Work to complete:
1 > Answer these questions using the trading discussion:
(a) What was the SPX low for the day?
(b) At what strike price is the writer buying at-the-money straddles on SPY?
(c) About how many shares traded at the UVXY spike high of 91.25 on September 1 of last year?
2 > Write out the part of the trading discussion that begins with the words containing "Chart should have" and ends with "trend to resume.".
3 > List every person mentioned by name in the trading discussion.

Document section:
--- start ---

Of the few running flats I have seen which in hindsight are definitely running flats, the truncation is small.
There is no guideline as to how large an acceptable truncation may be. My experience says to expect only a small truncation.
Chart should have been attached
SPX bounced right off of 2042.56 – i believe Lara had a 2nd downside target of 2043
Was 61.8% fib retrace..
76.4% is around 2034.90
I’m now SOH until 2022 is taken out or we get close to the upwards target – whichever comes first.
FWIW,
McClellan thinks a significant top was made (last Friday was a desperate attempt by the bulls) and now turned bearish expecting down trend to resume.
For short term traders the smart thing to do now is watch. For the adventurous, option straddles would fit the bill. I think we are going to see a strong move one way or the other overnight so I am executing a few at the money straddles on SPY at 204.50 strike calls and puts in equal amounts. The bulls are hanging on for dear life. Let’s see if they are good for one last pop higher. Good luck everybody!
Vern,
Does the UVXY green close work for you? There was certainly a slew of buying pressure and it closes near the high of the day. Waiting and waiting….
The second green close after a new 52 week low has been a very reliable entry point in the past. If it goes back below 20, I plan on buying another 1000 shares with short term ammo and immediately selling next week’s 20 strike call options on the position for a covered call trade with the intention of getting called away. Another 52 week low would be an amazing buying opportunity.
It will be interesting to see if the banksters step in overnight to goose prices higher for a final wave up. Based on the UVXY price action, although hedging with a straddle, I am leaning towards the bearish camp, but as they say past performance is no guarantee of…well… you know! 🙂
Huge battle erupting over market direction. UVXY creeping back toward 19.17 The immediate bearish case requires a green close.
Let’s see if the bulls can push into the green and so confirm the main bearish count. It looks like they are fighting for dear life! 🙂
Volume Today at the 2:00PM hour is higher than at least the last 10 days. 10 Days is as far back as I had time to test.
Thanks Joseph. I think that is significant and supports the idea that the bears are taking control.
It’s now a certainty… Volume will be higher than yesterday and for the last 10 days… now confirmed!
1,040.177 Million and still rising
SPX Low today 2042.56 so it penetrated 2042.67!
There was an announcement of an increase of outstanding shares for TVIX but no such announcement for UVXY. However, I just noticed at the spike high of 91.25 back on September 1 of last year only around 22 million shares were traded. Volume at the February 11 high of 61.92 was almost twice as high at around 40 million. The have clearly added more UVXY shares, and I suspect a bunch of ’em have been sold short. Somebody must have “borrowed” mine! 🙂
Looks like we are headed for the second target of 2043. I expect we will get a reversal there. If we do not, the bears are going to blow out the 2000 pivot. Stand by… 🙂
On the 1 & 5 minute charts, we have formed a descending triangle this morning. If it breaks below the bottom support line of roughly 2045, it gives a target of 2035. We should know in a few minutes if this is going to follow trough to the downside.
Where is Olga when we need her!? 🙂
The triangle seems to be contracting so I agree a break of some sort is coming…
The pattern has broken out to the upside. Therefore, the expected target is nullified.
UVXY hanging tough. These gaps during corrective moves generally quickly filled. Hmmnn…!

--- end ---

Provided material:
--- start ---

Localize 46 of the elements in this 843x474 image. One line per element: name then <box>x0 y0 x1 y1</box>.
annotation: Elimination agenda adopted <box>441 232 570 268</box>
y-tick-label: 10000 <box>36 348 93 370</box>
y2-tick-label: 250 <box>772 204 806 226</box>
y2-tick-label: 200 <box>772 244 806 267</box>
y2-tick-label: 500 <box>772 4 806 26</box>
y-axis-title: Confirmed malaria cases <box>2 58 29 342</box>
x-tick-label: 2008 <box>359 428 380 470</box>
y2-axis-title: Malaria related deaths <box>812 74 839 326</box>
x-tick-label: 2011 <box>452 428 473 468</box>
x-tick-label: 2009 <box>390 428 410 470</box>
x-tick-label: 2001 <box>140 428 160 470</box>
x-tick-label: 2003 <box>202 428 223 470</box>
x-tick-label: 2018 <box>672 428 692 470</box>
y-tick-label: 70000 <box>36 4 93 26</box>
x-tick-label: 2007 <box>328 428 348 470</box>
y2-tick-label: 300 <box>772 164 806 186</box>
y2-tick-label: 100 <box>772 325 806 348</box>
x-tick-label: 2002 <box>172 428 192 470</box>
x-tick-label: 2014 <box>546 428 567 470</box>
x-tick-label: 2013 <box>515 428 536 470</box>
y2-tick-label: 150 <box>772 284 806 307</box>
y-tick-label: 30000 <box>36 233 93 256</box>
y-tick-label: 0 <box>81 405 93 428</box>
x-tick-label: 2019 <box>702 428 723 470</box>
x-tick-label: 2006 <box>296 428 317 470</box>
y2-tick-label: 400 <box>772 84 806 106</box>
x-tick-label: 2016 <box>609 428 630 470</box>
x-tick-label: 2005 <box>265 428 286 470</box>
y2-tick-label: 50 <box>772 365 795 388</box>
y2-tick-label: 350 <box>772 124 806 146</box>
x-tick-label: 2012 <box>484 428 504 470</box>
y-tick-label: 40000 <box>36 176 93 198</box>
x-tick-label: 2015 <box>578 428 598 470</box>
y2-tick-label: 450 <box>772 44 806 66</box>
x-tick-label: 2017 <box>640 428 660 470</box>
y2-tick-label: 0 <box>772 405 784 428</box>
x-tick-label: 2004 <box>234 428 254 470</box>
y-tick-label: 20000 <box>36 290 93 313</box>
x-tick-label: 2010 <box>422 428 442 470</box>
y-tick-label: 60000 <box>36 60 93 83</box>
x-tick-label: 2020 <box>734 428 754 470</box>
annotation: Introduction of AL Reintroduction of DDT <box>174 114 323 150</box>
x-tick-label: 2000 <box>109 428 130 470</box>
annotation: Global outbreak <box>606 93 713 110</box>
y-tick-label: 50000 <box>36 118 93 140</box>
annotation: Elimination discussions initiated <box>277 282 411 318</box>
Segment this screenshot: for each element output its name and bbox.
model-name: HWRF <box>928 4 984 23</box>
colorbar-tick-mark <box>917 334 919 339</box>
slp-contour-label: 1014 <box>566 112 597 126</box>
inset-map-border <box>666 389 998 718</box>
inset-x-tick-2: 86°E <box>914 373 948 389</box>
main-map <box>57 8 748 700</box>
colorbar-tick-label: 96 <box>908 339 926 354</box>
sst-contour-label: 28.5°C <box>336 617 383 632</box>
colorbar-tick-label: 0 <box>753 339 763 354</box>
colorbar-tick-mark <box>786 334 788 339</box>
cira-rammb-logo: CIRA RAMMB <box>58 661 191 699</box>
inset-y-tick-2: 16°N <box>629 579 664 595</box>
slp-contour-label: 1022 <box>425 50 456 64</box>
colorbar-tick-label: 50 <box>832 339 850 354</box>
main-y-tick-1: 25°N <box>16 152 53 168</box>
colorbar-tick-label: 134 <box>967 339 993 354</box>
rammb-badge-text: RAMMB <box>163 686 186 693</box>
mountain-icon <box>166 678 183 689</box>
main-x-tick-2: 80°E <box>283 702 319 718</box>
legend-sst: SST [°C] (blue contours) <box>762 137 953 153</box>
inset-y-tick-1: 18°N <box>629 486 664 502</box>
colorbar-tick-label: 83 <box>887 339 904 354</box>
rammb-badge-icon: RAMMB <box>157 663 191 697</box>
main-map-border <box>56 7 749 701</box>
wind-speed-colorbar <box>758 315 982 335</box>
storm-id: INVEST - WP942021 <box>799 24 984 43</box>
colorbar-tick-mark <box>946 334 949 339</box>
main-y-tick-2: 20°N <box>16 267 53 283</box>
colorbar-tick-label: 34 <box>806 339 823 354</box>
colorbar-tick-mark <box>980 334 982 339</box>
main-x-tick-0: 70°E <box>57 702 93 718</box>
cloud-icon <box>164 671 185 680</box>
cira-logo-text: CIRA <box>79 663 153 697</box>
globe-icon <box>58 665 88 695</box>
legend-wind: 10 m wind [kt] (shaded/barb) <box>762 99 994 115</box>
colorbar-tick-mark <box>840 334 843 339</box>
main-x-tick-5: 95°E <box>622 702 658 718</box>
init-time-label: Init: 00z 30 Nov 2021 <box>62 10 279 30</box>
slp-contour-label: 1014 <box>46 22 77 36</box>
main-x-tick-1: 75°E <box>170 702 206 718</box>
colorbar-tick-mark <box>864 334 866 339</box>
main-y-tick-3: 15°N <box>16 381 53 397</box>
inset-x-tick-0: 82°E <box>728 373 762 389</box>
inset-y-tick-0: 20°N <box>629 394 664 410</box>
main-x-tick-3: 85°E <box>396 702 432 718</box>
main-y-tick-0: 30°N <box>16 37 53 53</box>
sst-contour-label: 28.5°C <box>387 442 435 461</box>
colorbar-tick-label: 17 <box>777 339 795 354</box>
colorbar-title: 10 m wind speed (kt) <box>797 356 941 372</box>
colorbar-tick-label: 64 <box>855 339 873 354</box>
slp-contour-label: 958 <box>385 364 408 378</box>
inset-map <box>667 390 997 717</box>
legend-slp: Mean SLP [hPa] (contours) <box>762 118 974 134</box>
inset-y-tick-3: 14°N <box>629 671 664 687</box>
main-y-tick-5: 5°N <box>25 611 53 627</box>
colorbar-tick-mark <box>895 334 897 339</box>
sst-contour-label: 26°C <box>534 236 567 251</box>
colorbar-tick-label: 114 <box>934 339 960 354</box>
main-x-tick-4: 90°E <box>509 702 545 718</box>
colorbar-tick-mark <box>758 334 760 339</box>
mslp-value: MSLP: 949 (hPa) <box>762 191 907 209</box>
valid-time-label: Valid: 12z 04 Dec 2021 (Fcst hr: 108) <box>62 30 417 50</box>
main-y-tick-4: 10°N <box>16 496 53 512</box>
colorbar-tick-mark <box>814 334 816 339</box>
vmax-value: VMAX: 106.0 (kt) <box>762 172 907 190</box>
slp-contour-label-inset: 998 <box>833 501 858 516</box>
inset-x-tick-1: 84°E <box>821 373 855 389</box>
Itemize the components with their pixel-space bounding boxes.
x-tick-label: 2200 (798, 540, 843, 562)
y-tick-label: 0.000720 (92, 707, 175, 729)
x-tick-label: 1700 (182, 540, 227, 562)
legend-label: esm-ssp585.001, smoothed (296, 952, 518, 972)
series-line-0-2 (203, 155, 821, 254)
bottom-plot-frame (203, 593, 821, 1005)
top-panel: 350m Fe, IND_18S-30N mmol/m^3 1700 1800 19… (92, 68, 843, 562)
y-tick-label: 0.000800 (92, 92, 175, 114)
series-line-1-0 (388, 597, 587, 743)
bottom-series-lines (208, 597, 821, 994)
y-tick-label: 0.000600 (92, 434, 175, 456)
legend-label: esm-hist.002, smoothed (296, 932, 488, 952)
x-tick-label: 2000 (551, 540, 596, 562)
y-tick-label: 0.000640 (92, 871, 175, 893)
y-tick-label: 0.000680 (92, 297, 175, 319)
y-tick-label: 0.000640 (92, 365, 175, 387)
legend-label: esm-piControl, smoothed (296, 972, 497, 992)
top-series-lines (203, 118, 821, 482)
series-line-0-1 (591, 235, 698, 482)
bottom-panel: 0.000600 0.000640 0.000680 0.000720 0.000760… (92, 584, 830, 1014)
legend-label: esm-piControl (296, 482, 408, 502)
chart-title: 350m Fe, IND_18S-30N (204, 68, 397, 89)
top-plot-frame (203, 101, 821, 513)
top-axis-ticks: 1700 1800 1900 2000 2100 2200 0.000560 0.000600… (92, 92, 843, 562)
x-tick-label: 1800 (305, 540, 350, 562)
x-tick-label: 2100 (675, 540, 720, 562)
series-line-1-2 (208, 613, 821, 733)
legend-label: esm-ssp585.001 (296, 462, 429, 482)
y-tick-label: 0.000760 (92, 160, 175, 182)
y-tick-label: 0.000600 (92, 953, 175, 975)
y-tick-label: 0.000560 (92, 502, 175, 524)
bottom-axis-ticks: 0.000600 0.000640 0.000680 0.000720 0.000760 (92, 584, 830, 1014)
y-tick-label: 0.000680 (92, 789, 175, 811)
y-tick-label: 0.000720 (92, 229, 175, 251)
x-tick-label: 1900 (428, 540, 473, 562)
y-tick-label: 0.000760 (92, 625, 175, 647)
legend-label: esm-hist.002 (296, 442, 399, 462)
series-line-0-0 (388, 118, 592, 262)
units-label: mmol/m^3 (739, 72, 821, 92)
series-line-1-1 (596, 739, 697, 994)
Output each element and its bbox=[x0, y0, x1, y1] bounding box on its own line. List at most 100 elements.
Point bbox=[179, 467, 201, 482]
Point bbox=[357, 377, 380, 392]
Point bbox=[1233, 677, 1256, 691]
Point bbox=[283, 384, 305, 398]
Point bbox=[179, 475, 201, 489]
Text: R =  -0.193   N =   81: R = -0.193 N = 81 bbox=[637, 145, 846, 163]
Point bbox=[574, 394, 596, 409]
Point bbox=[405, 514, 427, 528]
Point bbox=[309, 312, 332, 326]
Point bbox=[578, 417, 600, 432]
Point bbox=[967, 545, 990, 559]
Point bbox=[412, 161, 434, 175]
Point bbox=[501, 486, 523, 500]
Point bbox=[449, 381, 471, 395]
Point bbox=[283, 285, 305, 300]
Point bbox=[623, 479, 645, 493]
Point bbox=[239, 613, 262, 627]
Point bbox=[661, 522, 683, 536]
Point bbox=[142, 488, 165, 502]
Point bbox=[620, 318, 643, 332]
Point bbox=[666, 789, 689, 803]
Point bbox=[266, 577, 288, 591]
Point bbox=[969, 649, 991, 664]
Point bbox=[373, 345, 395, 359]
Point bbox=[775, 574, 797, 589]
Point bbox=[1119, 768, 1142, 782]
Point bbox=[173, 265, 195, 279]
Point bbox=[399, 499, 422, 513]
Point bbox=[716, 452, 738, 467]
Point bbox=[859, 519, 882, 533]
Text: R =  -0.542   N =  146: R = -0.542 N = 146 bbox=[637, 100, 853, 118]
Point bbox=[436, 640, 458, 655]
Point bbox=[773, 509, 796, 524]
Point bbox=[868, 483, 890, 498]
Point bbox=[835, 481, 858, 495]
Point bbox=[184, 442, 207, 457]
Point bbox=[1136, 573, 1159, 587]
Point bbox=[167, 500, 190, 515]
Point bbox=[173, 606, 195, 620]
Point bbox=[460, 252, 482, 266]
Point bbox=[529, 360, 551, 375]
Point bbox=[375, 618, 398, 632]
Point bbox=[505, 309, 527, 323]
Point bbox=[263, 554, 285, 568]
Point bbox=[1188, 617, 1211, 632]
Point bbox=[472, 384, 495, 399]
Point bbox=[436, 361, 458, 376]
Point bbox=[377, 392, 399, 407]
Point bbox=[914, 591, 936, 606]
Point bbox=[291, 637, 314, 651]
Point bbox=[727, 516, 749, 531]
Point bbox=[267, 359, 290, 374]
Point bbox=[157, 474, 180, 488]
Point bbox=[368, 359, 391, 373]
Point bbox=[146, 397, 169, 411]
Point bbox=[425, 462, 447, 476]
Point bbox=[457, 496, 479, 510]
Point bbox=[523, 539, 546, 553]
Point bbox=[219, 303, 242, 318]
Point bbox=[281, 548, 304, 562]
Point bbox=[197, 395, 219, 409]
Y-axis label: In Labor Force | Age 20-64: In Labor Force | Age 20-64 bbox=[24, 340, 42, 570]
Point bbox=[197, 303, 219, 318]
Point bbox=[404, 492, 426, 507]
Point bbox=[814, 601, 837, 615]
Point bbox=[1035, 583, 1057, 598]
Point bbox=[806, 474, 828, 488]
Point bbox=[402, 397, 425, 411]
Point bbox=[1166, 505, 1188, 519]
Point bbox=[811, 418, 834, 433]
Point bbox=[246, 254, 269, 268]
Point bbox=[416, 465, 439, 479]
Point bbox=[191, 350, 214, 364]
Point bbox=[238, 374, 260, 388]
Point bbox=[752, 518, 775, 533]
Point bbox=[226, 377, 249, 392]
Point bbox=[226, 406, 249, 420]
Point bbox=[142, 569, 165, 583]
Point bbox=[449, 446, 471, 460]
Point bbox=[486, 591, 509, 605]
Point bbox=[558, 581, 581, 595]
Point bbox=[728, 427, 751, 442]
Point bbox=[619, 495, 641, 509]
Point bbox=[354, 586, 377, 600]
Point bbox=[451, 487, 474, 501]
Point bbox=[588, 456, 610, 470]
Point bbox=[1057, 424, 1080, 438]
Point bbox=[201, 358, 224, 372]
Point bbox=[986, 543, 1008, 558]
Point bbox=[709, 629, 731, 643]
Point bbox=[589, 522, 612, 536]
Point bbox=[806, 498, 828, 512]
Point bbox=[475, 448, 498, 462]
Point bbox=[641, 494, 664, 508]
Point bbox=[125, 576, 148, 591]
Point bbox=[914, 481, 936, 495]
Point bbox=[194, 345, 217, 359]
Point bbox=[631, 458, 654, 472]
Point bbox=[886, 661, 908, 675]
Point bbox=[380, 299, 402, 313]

--- end ---

Solutions to the problems:
1 >
(a) 2042.56
(b) 204.50
(c) Around 22 million

2 >
Chart should have been attached
SPX bounced right off of 2042.56 – i believe Lara had a 2nd downside target of 2043
Was 61.8% fib retrace..
76.4% is around 2034.90
I’m now SOH until 2022 is taken out or we get close to the upwards target – whichever comes first.
FWIW,
McClellan thinks a significant top was made (last Friday was a desperate attempt by the bulls) and now turned bearish expecting down trend to resume.

3 >
Lara
McClellan
Vern
Joseph
Olga